* _Task requirements_:
Look through the material below for "رحمه". Copy every line that contains it.

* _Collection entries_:

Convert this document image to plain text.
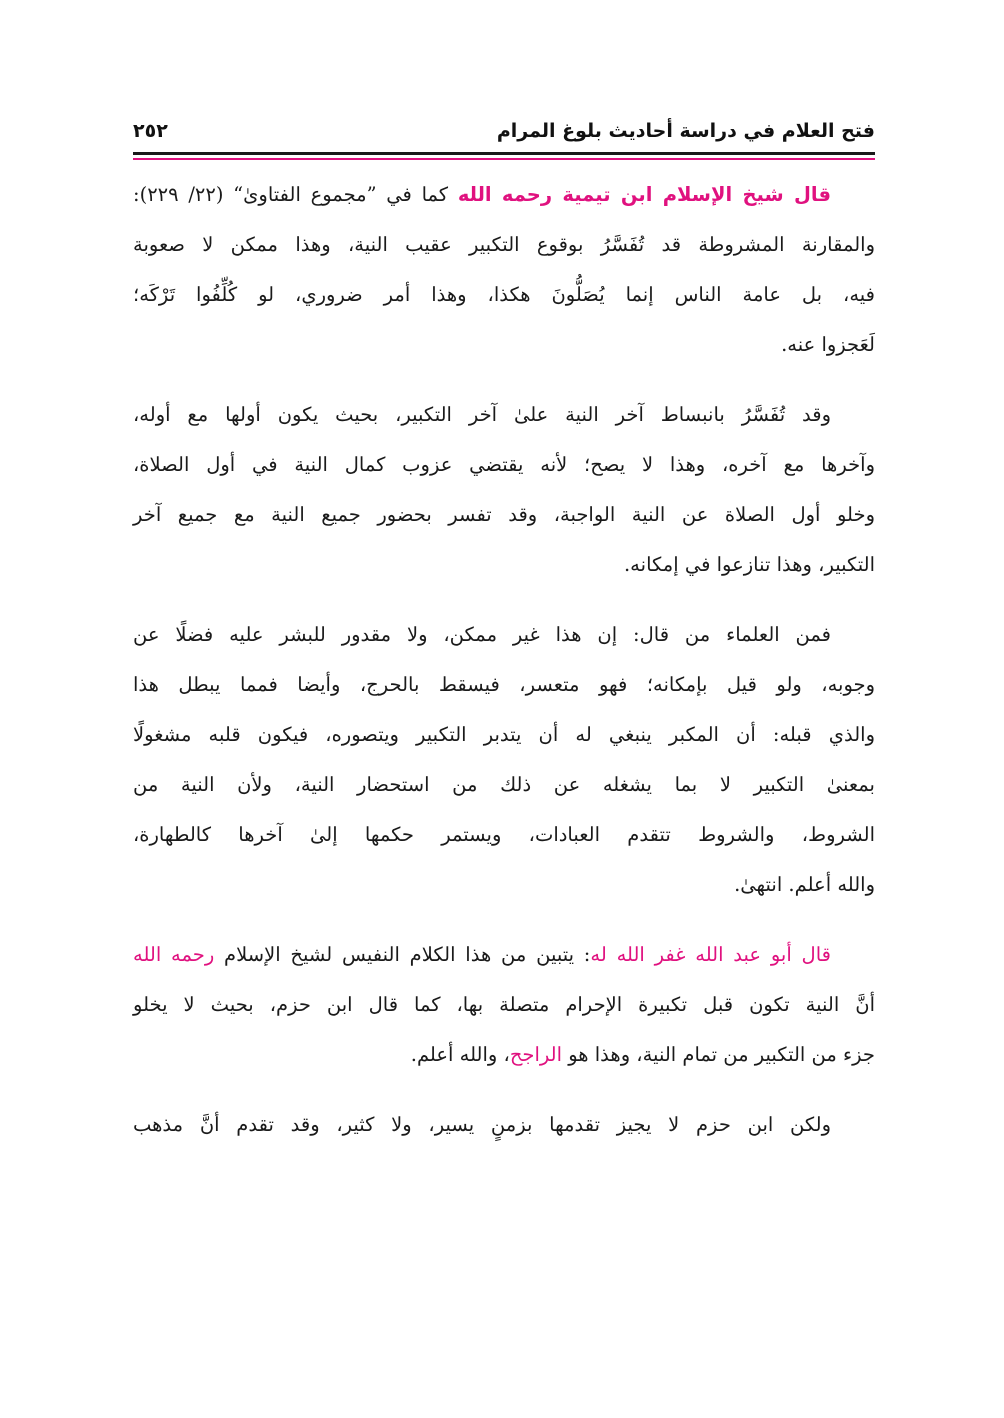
فتح العلام في دراسة أحاديث بلوغ المرام
٢٥٢
قال شيخ الإسلام ابن تيمية رحمه الله كما في ”مجموع الفتاوىٰ“ (٢٢/ ٢٢٩):
والمقارنة المشروطة قد تُفَسَّرُ بوقوع التكبير عقيب النية، وهذا ممكن لا صعوبة
فيه، بل عامة الناس إنما يُصَلُّونَ هكذا، وهذا أمر ضروري، لو كُلِّفُوا تَرْكَه؛
لَعَجزوا عنه.
وقد تُفَسَّرُ بانبساط آخر النية علىٰ آخر التكبير، بحيث يكون أولها مع أوله،
وآخرها مع آخره، وهذا لا يصح؛ لأنه يقتضي عزوب كمال النية في أول الصلاة،
وخلو أول الصلاة عن النية الواجبة، وقد تفسر بحضور جميع النية مع جميع آخر
التكبير، وهذا تنازعوا في إمكانه.
فمن العلماء من قال: إن هذا غير ممكن، ولا مقدور للبشر عليه فضلًا عن
وجوبه، ولو قيل بإمكانه؛ فهو متعسر، فيسقط بالحرج، وأيضا فمما يبطل هذا
والذي قبله: أن المكبر ينبغي له أن يتدبر التكبير ويتصوره، فيكون قلبه مشغولًا
بمعنىٰ التكبير لا بما يشغله عن ذلك من استحضار النية، ولأن النية من
الشروط، والشروط تتقدم العبادات، ويستمر حكمها إلىٰ آخرها كالطهارة،
والله أعلم. انتهىٰ.
قال أبو عبد الله غفر الله له: يتبين من هذا الكلام النفيس لشيخ الإسلام رحمه الله
أنَّ النية تكون قبل تكبيرة الإحرام متصلة بها، كما قال ابن حزم، بحيث لا يخلو
جزء من التكبير من تمام النية، وهذا هو الراجح، والله أعلم.
ولكن ابن حزم لا يجيز تقدمها بزمنٍ يسير، ولا كثير، وقد تقدم أنَّ مذهب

* _Complete response_:
قال شيخ الإسلام ابن تيمية رحمه الله كما في ”مجموع الفتاوىٰ“ (٢٢/ ٢٢٩):
قال أبو عبد الله غفر الله له: يتبين من هذا الكلام النفيس لشيخ الإسلام رحمه الله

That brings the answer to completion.